▸ Exercise input:
--- START ---

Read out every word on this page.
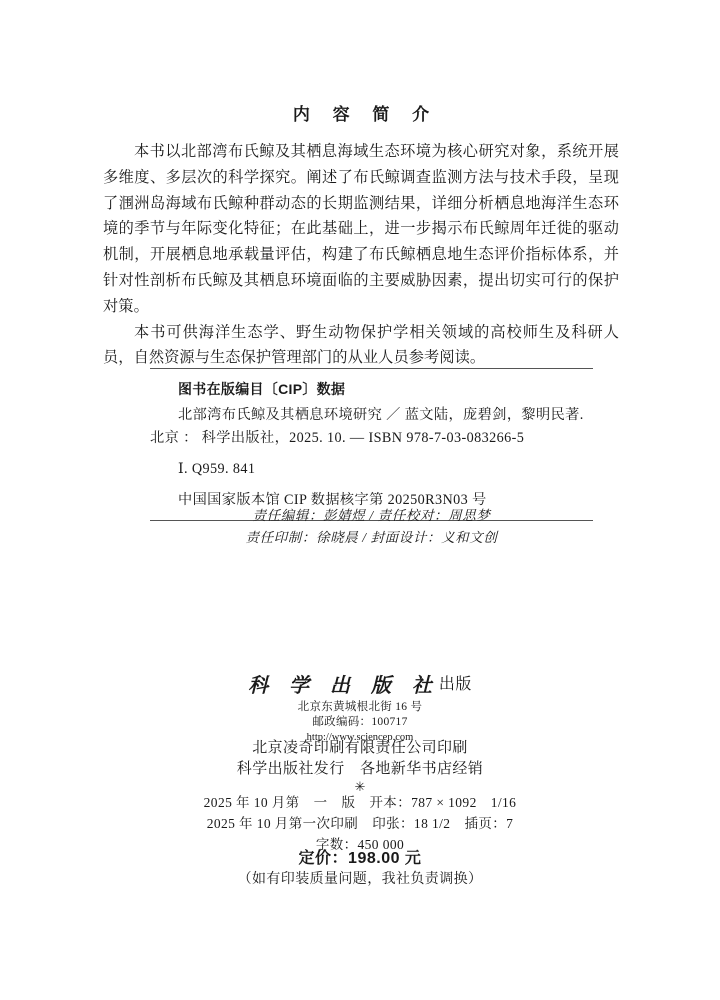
内 容 简 介

本书以北部湾布氏鲸及其栖息海域生态环境为核心研究对象，系统开展多维度、多层次的科学探究。阐述了布氏鲸调查监测方法与技术手段，呈现了涠洲岛海域布氏鲸种群动态的长期监测结果，详细分析栖息地海洋生态环境的季节与年际变化特征；在此基础上，进一步揭示布氏鲸周年迁徙的驱动机制，开展栖息地承载量评估，构建了布氏鲸栖息地生态评价指标体系，并针对性剖析布氏鲸及其栖息环境面临的主要威胁因素，提出切实可行的保护对策。

本书可供海洋生态学、野生动物保护学相关领域的高校师生及科研人员，自然资源与生态保护管理部门的从业人员参考阅读。

图书在版编目〔CIP〕数据

北部湾布氏鲸及其栖息环境研究 ／ 蓝文陆，庞碧剑，黎明民著.

北京 ： 科学出版社，2025. 10. — ISBN 978-7-03-083266-5

Ⅰ. Q959. 841

中国国家版本馆 CIP 数据核字第 20250R3N03 号

责任编辑：彭婧煜 / 责任校对：周思梦

责任印制：徐晓晨 / 封面设计：义和文创

科 学 出 版 社出版

北京东黄城根北街 16 号

邮政编码：100717

http://www.sciencep.com

北京凌奇印刷有限责任公司印刷
科学出版社发行　各地新华书店经销
✳

2025 年 10 月第 一 版 开本：787 × 1092 1/16

2025 年 10 月第一次印刷 印张：18 1/2 插页：7

字数：450 000

定价：198.00 元
（如有印装质量问题，我社负责调换）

--- END ---

▸ Brief: Repeat the data exactly, excluding the pictures.

▸ The solution:
Read out every word on this page.
内 容 简 介

本书以北部湾布氏鲸及其栖息海域生态环境为核心研究对象，系统开展多维度、多层次的科学探究。阐述了布氏鲸调查监测方法与技术手段，呈现了涠洲岛海域布氏鲸种群动态的长期监测结果，详细分析栖息地海洋生态环境的季节与年际变化特征；在此基础上，进一步揭示布氏鲸周年迁徙的驱动机制，开展栖息地承载量评估，构建了布氏鲸栖息地生态评价指标体系，并针对性剖析布氏鲸及其栖息环境面临的主要威胁因素，提出切实可行的保护对策。

本书可供海洋生态学、野生动物保护学相关领域的高校师生及科研人员，自然资源与生态保护管理部门的从业人员参考阅读。

图书在版编目〔CIP〕数据

北部湾布氏鲸及其栖息环境研究 ／ 蓝文陆，庞碧剑，黎明民著.

北京 ： 科学出版社，2025. 10. — ISBN 978-7-03-083266-5

Ⅰ. Q959. 841

中国国家版本馆 CIP 数据核字第 20250R3N03 号

责任编辑：彭婧煜 / 责任校对：周思梦

责任印制：徐晓晨 / 封面设计：义和文创

科 学 出 版 社出版

北京东黄城根北街 16 号

邮政编码：100717

http://www.sciencep.com

北京凌奇印刷有限责任公司印刷
科学出版社发行　各地新华书店经销
✳

2025 年 10 月第 一 版 开本：787 × 1092 1/16

2025 年 10 月第一次印刷 印张：18 1/2 插页：7

字数：450 000

定价：198.00 元
（如有印装质量问题，我社负责调换）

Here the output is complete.